_THE EXERCISE_. Transcribe each line of the records below exactly, excluding any embedded images.

-- STORED RECORDS start --

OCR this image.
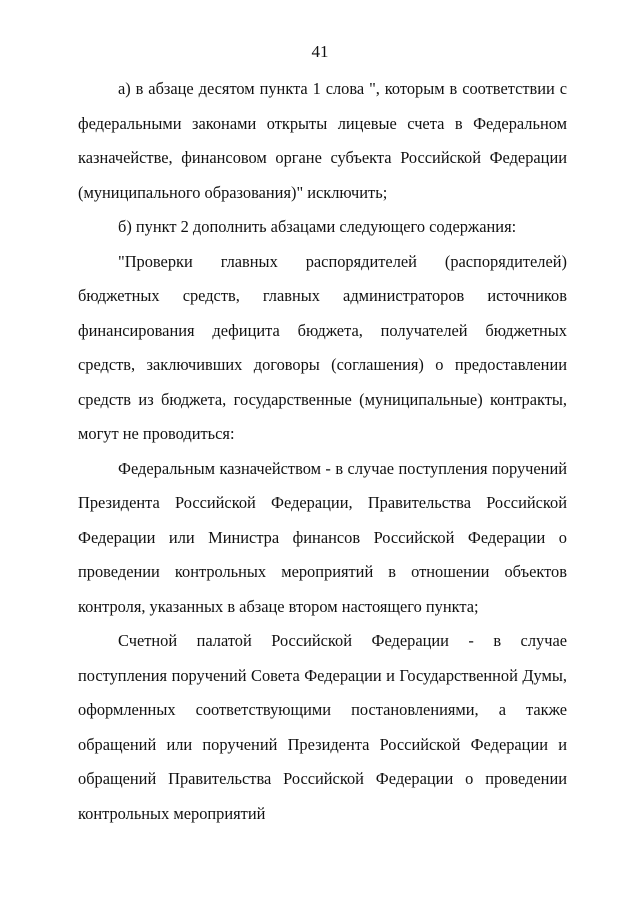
41

а) в абзаце десятом пункта 1 слова ", которым в соответствии с федеральными законами открыты лицевые счета в Федеральном казначействе, финансовом органе субъекта Российской Федерации (муниципального образования)" исключить;

б) пункт 2 дополнить абзацами следующего содержания:

"Проверки главных распорядителей (распорядителей) бюджетных средств, главных администраторов источников финансирования дефицита бюджета, получателей бюджетных средств, заключивших договоры (соглашения) о предоставлении средств из бюджета, государственные (муниципальные) контракты, могут не проводиться:

Федеральным казначейством - в случае поступления поручений Президента Российской Федерации, Правительства Российской Федерации или Министра финансов Российской Федерации о проведении контрольных мероприятий в отношении объектов контроля, указанных в абзаце втором настоящего пункта;

Счетной палатой Российской Федерации - в случае поступления поручений Совета Федерации и Государственной Думы, оформленных соответствующими постановлениями, а также обращений или поручений Президента Российской Федерации и обращений Правительства Российской Федерации о проведении контрольных мероприятий
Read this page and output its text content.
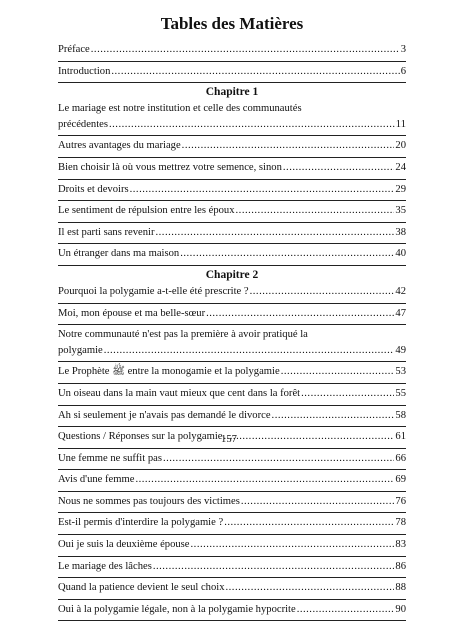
Tables des Matières
Préface .....	3
Introduction .....	6
Chapitre 1
Le mariage est notre institution et celle des communautés
précédentes .....	11
Autres avantages du mariage .....	20
Bien choisir là où vous mettrez votre semence, sinon .....	24
Droits et devoirs .....	29
Le sentiment de répulsion entre les époux .....	35
Il est parti sans revenir .....	38
Un étranger dans ma maison .....	40
Chapitre 2
Pourquoi la polygamie a-t-elle été prescrite ? .....	42
Moi, mon épouse et ma belle-sœur .....	47
Notre communauté n'est pas la première à avoir pratiqué la
polygamie .....	49
Le Prophète ﷺ entre la monogamie et la polygamie .....	53
Un oiseau dans la main vaut mieux que cent dans la forêt .....	55
Ah si seulement je n'avais pas demandé le divorce .....	58
Questions / Réponses sur la polygamie .....	61
Une femme ne suffit pas .....	66
Avis d'une femme .....	69
Nous ne sommes pas toujours des victimes .....	76
Est-il permis d'interdire la polygamie ? .....	78
Oui je suis la deuxième épouse .....	83
Le mariage des lâches .....	86
Quand la patience devient le seul choix .....	88
Oui à la polygamie légale, non à la polygamie hypocrite .....	90
157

-- STORED RECORDS end --

_EXERCISE RESPONSE_.
OCR this image.
41

а) в абзаце десятом пункта 1 слова ", которым в соответствии с федеральными законами открыты лицевые счета в Федеральном казначействе, финансовом органе субъекта Российской Федерации (муниципального образования)" исключить;

б) пункт 2 дополнить абзацами следующего содержания:

"Проверки главных распорядителей (распорядителей) бюджетных средств, главных администраторов источников финансирования дефицита бюджета, получателей бюджетных средств, заключивших договоры (соглашения) о предоставлении средств из бюджета, государственные (муниципальные) контракты, могут не проводиться:

Федеральным казначейством - в случае поступления поручений Президента Российской Федерации, Правительства Российской Федерации или Министра финансов Российской Федерации о проведении контрольных мероприятий в отношении объектов контроля, указанных в абзаце втором настоящего пункта;

Счетной палатой Российской Федерации - в случае поступления поручений Совета Федерации и Государственной Думы, оформленных соответствующими постановлениями, а также обращений или поручений Президента Российской Федерации и обращений Правительства Российской Федерации о проведении контрольных мероприятий
Read this page and output its text content.
Tables des Matières
Préface .....	3
Introduction .....	6
Chapitre 1
Le mariage est notre institution et celle des communautés
précédentes .....	11
Autres avantages du mariage .....	20
Bien choisir là où vous mettrez votre semence, sinon .....	24
Droits et devoirs .....	29
Le sentiment de répulsion entre les époux .....	35
Il est parti sans revenir .....	38
Un étranger dans ma maison .....	40
Chapitre 2
Pourquoi la polygamie a-t-elle été prescrite ? .....	42
Moi, mon épouse et ma belle-sœur .....	47
Notre communauté n'est pas la première à avoir pratiqué la
polygamie .....	49
Le Prophète ﷺ entre la monogamie et la polygamie .....	53
Un oiseau dans la main vaut mieux que cent dans la forêt .....	55
Ah si seulement je n'avais pas demandé le divorce .....	58
Questions / Réponses sur la polygamie .....	61
Une femme ne suffit pas .....	66
Avis d'une femme .....	69
Nous ne sommes pas toujours des victimes .....	76
Est-il permis d'interdire la polygamie ? .....	78
Oui je suis la deuxième épouse .....	83
Le mariage des lâches .....	86
Quand la patience devient le seul choix .....	88
Oui à la polygamie légale, non à la polygamie hypocrite .....	90
157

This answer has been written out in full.